**What to do:** Take the lines from the one containing "Read all visible content and emit it as JSON." through the final line below and restate them exactly. Omit the pictures.
————
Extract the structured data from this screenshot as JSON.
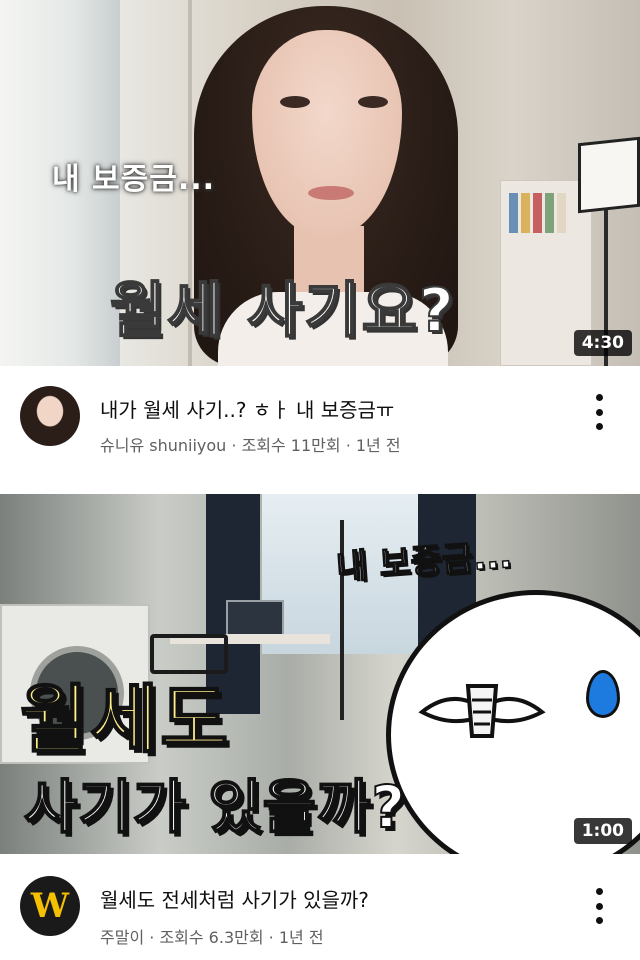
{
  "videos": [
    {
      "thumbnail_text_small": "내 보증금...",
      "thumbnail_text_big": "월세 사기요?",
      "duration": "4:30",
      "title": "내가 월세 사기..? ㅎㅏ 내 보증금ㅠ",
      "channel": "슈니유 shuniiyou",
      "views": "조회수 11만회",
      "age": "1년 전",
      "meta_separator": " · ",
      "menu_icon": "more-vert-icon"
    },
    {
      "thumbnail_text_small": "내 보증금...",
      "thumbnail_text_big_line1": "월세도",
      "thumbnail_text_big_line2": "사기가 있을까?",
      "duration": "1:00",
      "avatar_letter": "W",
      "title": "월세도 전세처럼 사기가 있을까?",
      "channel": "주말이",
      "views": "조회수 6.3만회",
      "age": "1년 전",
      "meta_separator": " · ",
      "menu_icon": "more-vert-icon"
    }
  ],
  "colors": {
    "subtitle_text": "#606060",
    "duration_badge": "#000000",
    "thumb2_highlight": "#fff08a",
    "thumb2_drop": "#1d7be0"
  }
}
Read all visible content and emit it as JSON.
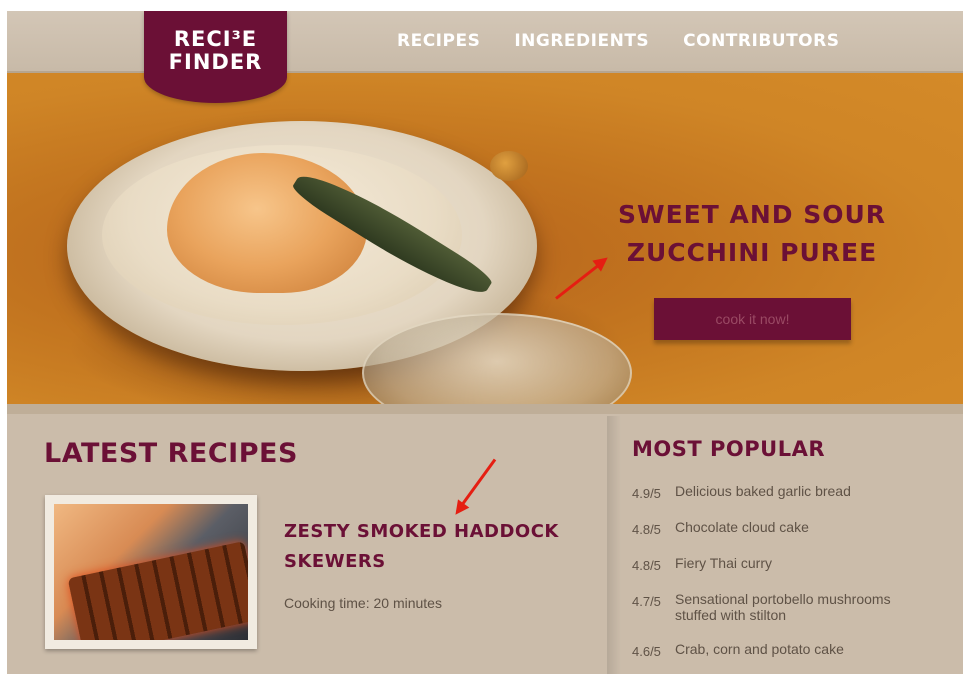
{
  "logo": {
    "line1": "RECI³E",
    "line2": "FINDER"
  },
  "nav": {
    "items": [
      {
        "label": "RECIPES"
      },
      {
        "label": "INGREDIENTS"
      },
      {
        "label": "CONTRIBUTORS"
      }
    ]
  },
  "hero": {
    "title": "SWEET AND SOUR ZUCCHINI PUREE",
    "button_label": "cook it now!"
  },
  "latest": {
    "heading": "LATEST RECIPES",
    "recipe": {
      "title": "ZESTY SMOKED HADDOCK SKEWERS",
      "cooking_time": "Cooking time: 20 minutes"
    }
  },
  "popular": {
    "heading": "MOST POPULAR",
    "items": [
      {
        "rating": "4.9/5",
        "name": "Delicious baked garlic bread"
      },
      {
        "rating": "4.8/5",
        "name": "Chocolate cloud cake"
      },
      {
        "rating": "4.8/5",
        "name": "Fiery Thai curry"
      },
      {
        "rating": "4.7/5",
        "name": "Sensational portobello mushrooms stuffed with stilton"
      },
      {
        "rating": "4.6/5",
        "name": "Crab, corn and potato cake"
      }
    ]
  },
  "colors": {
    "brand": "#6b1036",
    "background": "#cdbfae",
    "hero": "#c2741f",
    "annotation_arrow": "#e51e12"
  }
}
————
**Task output:**
Read all visible content and emit it as JSON.
{
  "logo": {
    "line1": "RECI³E",
    "line2": "FINDER"
  },
  "nav": {
    "items": [
      {
        "label": "RECIPES"
      },
      {
        "label": "INGREDIENTS"
      },
      {
        "label": "CONTRIBUTORS"
      }
    ]
  },
  "hero": {
    "title": "SWEET AND SOUR ZUCCHINI PUREE",
    "button_label": "cook it now!"
  },
  "latest": {
    "heading": "LATEST RECIPES",
    "recipe": {
      "title": "ZESTY SMOKED HADDOCK SKEWERS",
      "cooking_time": "Cooking time: 20 minutes"
    }
  },
  "popular": {
    "heading": "MOST POPULAR",
    "items": [
      {
        "rating": "4.9/5",
        "name": "Delicious baked garlic bread"
      },
      {
        "rating": "4.8/5",
        "name": "Chocolate cloud cake"
      },
      {
        "rating": "4.8/5",
        "name": "Fiery Thai curry"
      },
      {
        "rating": "4.7/5",
        "name": "Sensational portobello mushrooms stuffed with stilton"
      },
      {
        "rating": "4.6/5",
        "name": "Crab, corn and potato cake"
      }
    ]
  },
  "colors": {
    "brand": "#6b1036",
    "background": "#cdbfae",
    "hero": "#c2741f",
    "annotation_arrow": "#e51e12"
  }
}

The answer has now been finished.